_Goal_: Set all the material down again unchanged, without the pictures.

_Records for this exercise_:
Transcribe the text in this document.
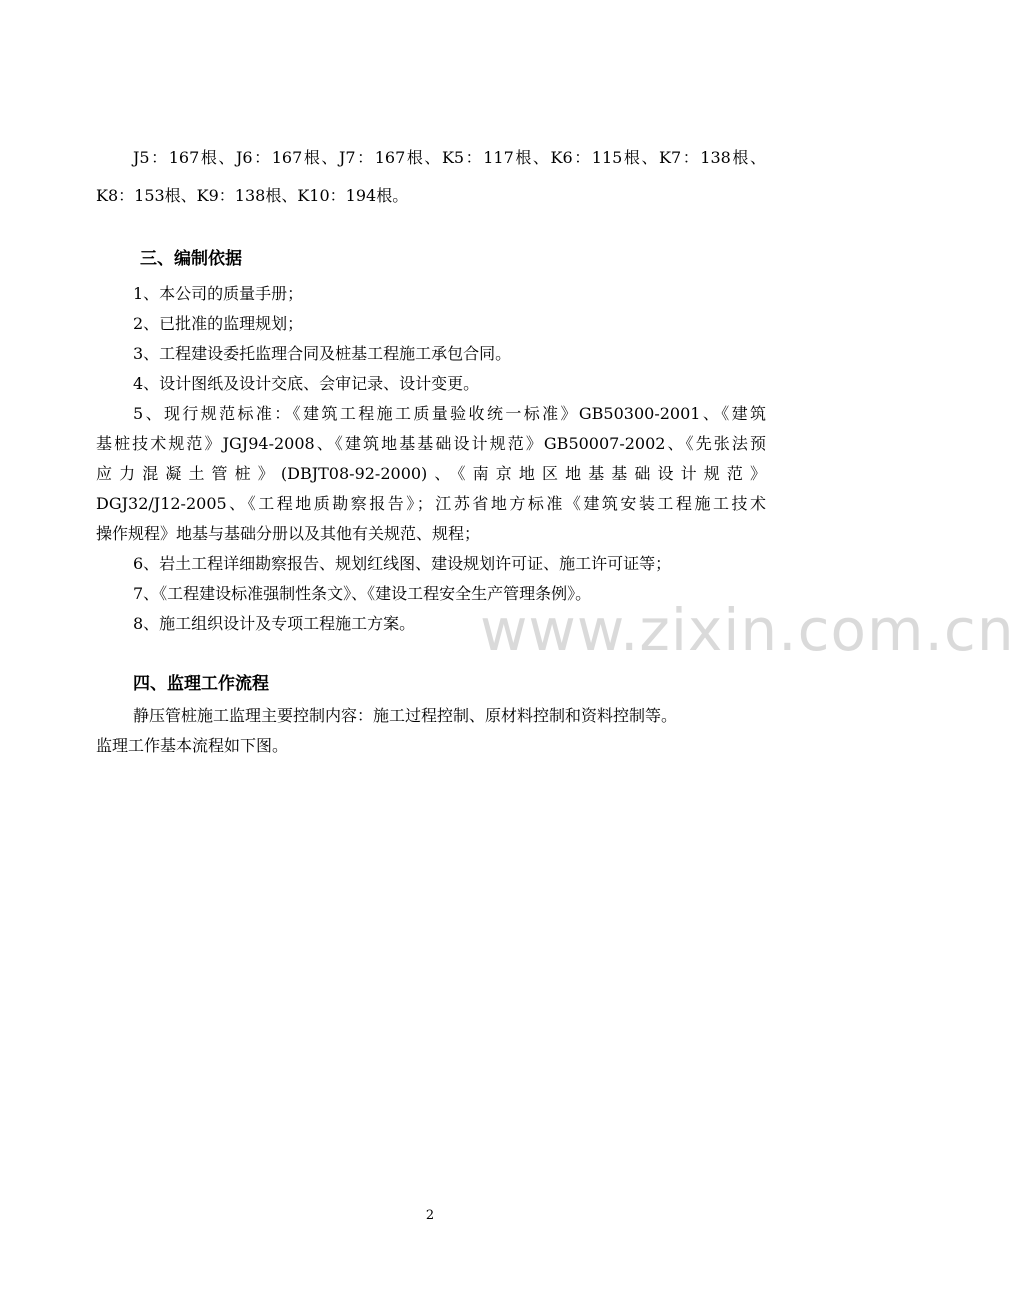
J5：167根、J6：167根、J7：167根、K5：117根、K6：115根、K7：138根、
K8：153根、K9：138根、K10：194根。

三、编制依据
1、本公司的质量手册；
2、已批准的监理规划；
3、工程建设委托监理合同及桩基工程施工承包合同。
4、设计图纸及设计交底、会审记录、设计变更。
5、现行规范标准：《建筑工程施工质量验收统一标准》GB50300-2001、《建筑
基桩技术规范》JGJ94-2008、《建筑地基基础设计规范》GB50007-2002、《先张法预
应力混凝土管桩》(DBJT08-92-2000)、《南京地区地基基础设计规范》
DGJ32/J12-2005、《工程地质勘察报告》；江苏省地方标准《建筑安装工程施工技术
操作规程》地基与基础分册以及其他有关规范、规程；
6、岩土工程详细勘察报告、规划红线图、建设规划许可证、施工许可证等；
7、《工程建设标准强制性条文》、《建设工程安全生产管理条例》。
8、施工组织设计及专项工程施工方案。 www.zixin.com.cn
四、监理工作流程
静压管桩施工监理主要控制内容：施工过程控制、原材料控制和资料控制等。
监理工作基本流程如下图。
2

_Exercise result_:
Transcribe the text in this document.
J5：167根、J6：167根、J7：167根、K5：117根、K6：115根、K7：138根、
K8：153根、K9：138根、K10：194根。

三、编制依据
1、本公司的质量手册；
2、已批准的监理规划；
3、工程建设委托监理合同及桩基工程施工承包合同。
4、设计图纸及设计交底、会审记录、设计变更。
5、现行规范标准：《建筑工程施工质量验收统一标准》GB50300-2001、《建筑
基桩技术规范》JGJ94-2008、《建筑地基基础设计规范》GB50007-2002、《先张法预
应力混凝土管桩》(DBJT08-92-2000)、《南京地区地基基础设计规范》
DGJ32/J12-2005、《工程地质勘察报告》；江苏省地方标准《建筑安装工程施工技术
操作规程》地基与基础分册以及其他有关规范、规程；
6、岩土工程详细勘察报告、规划红线图、建设规划许可证、施工许可证等；
7、《工程建设标准强制性条文》、《建设工程安全生产管理条例》。
8、施工组织设计及专项工程施工方案。 www.zixin.com.cn
四、监理工作流程
静压管桩施工监理主要控制内容：施工过程控制、原材料控制和资料控制等。
监理工作基本流程如下图。
2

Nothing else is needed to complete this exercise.